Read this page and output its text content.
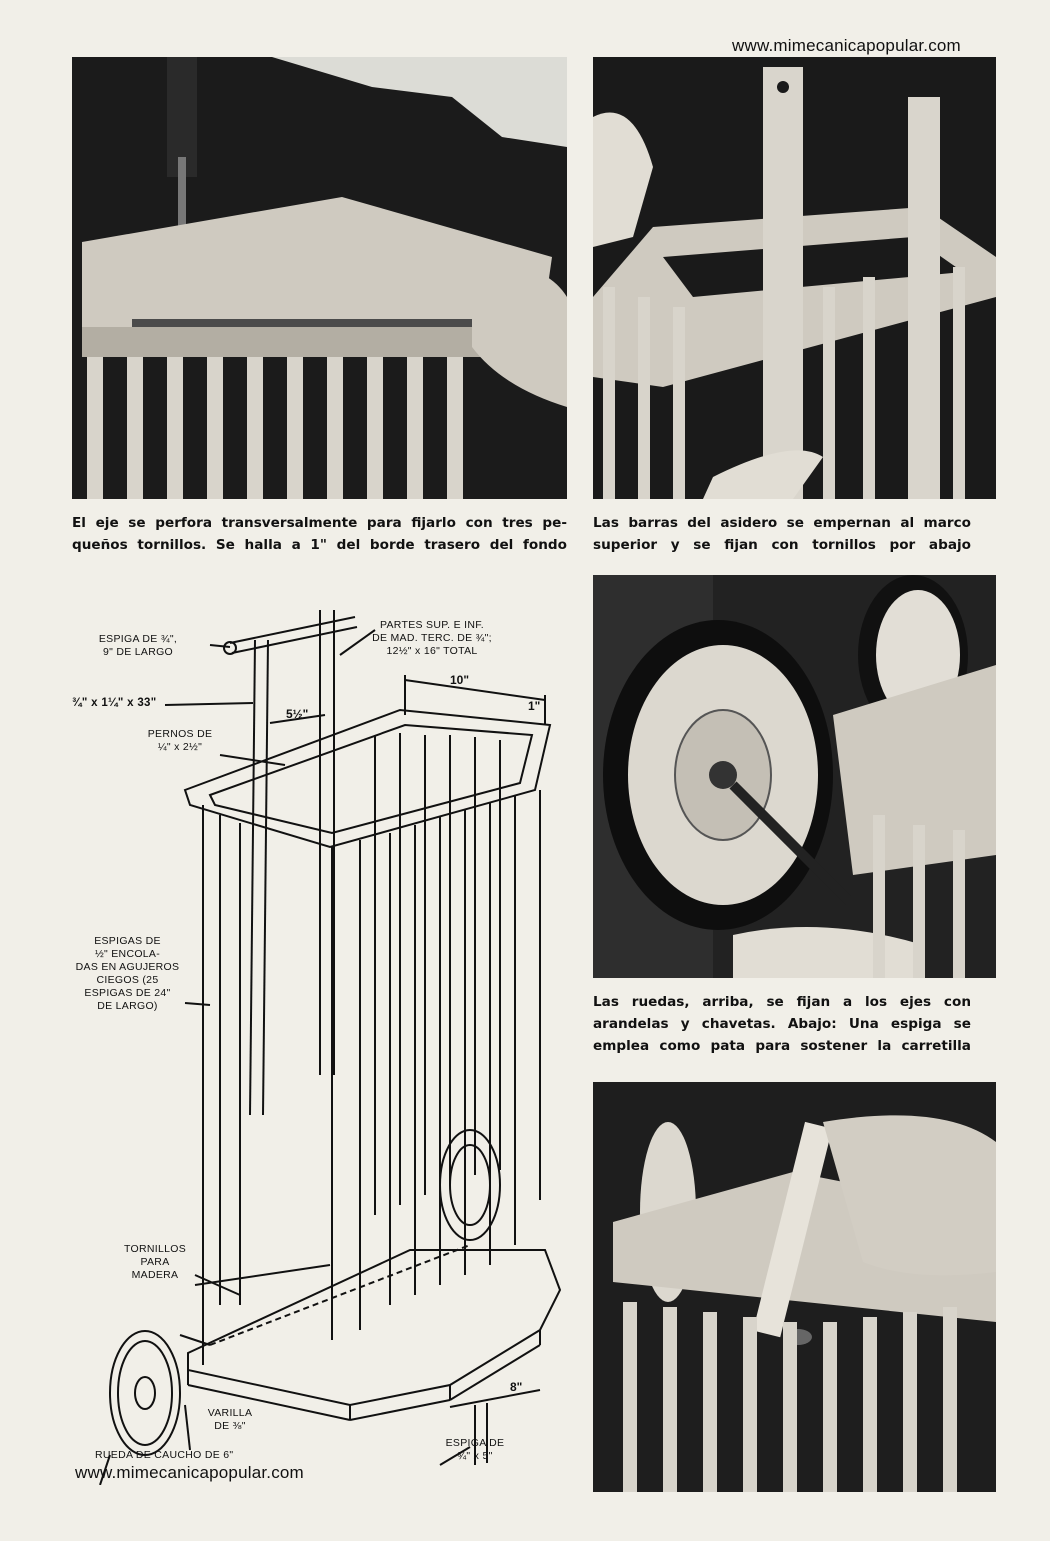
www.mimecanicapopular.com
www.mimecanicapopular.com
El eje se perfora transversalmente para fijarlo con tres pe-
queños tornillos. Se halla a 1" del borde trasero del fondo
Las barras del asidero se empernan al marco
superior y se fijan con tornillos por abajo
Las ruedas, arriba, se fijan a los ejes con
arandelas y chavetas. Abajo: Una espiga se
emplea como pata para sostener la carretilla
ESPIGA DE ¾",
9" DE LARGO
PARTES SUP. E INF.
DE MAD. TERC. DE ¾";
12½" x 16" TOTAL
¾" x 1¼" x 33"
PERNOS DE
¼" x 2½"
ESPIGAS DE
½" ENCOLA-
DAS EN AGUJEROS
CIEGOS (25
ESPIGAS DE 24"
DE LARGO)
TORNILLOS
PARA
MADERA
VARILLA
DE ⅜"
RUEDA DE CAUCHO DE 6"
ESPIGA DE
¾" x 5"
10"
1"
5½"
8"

Exercise goal
Above are records with pictures; repeat the records exactly and leave the pictures out.

Complete answer
Read this page and output its text content.
www.mimecanicapopular.com
www.mimecanicapopular.com
El eje se perfora transversalmente para fijarlo con tres pe-
queños tornillos. Se halla a 1" del borde trasero del fondo
Las barras del asidero se empernan al marco
superior y se fijan con tornillos por abajo
Las ruedas, arriba, se fijan a los ejes con
arandelas y chavetas. Abajo: Una espiga se
emplea como pata para sostener la carretilla
ESPIGA DE ¾",
9" DE LARGO
PARTES SUP. E INF.
DE MAD. TERC. DE ¾";
12½" x 16" TOTAL
¾" x 1¼" x 33"
PERNOS DE
¼" x 2½"
ESPIGAS DE
½" ENCOLA-
DAS EN AGUJEROS
CIEGOS (25
ESPIGAS DE 24"
DE LARGO)
TORNILLOS
PARA
MADERA
VARILLA
DE ⅜"
RUEDA DE CAUCHO DE 6"
ESPIGA DE
¾" x 5"
10"
1"
5½"
8"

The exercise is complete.